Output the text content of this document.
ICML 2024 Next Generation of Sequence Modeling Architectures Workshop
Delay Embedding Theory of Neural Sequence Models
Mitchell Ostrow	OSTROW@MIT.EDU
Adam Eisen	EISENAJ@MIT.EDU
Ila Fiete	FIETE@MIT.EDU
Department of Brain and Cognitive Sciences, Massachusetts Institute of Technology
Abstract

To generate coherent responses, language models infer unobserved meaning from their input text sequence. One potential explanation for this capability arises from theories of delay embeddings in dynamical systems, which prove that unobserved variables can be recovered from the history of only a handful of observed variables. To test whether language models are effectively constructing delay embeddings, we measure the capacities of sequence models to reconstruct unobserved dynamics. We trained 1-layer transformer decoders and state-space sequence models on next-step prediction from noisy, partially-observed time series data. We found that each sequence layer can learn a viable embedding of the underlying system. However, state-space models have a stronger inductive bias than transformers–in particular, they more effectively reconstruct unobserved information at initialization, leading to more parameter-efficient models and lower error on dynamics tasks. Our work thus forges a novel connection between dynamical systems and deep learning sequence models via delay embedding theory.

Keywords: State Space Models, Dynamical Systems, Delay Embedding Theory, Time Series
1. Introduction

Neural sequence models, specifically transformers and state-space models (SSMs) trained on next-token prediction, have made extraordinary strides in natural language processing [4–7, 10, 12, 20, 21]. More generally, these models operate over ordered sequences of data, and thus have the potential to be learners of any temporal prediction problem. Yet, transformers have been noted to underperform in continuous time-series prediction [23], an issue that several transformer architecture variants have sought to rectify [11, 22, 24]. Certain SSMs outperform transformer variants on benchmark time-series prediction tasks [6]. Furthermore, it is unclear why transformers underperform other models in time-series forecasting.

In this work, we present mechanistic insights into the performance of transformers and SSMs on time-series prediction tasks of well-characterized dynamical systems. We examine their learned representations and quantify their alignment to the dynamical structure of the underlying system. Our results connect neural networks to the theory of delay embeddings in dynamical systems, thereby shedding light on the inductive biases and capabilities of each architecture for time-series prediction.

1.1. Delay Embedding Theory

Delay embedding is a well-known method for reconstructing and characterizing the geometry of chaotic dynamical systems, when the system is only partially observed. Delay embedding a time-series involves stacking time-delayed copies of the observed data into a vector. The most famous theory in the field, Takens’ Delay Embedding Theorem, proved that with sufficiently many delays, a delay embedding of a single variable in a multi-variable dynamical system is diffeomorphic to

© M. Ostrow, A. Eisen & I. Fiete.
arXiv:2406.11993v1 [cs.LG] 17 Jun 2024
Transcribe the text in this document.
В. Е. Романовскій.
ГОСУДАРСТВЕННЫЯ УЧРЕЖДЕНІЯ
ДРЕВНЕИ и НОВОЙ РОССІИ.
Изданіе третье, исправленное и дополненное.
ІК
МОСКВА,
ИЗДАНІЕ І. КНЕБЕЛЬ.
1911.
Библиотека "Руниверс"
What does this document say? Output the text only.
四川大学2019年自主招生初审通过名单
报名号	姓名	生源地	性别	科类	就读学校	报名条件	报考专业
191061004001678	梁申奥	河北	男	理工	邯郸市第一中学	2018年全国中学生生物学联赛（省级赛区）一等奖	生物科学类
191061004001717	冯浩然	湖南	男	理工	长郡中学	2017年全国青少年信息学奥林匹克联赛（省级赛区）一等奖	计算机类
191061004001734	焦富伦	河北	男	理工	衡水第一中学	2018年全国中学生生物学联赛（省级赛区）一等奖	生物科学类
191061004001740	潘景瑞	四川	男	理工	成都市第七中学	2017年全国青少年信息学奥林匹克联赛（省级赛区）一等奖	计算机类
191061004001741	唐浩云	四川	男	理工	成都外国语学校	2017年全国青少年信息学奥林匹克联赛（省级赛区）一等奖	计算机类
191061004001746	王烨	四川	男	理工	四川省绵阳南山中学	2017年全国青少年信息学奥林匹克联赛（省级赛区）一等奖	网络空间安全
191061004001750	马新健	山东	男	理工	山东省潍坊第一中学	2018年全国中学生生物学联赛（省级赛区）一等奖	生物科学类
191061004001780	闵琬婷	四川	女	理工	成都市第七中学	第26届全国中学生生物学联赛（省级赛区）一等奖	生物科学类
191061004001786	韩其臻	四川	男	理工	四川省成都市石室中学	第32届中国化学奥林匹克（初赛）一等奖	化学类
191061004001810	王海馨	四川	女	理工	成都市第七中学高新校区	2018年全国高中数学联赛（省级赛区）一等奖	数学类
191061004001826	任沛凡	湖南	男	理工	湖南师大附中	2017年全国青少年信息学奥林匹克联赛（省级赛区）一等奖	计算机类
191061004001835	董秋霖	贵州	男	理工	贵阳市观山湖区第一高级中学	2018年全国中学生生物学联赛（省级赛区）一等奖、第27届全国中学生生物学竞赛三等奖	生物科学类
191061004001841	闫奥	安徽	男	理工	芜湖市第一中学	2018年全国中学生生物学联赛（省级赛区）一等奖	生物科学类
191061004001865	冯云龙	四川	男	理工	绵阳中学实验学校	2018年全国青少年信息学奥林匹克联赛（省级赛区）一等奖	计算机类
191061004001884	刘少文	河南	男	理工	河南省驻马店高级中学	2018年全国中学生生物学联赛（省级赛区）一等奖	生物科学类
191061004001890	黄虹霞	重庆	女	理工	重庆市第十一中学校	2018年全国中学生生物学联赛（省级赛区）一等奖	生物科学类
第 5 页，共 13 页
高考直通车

────────────────────────────────────────

> _THE REQUEST_: For the listing above, give the number of lines in which the string "underlying" occurs, and nothing else.

> _EXPECTED ANSWER_: 2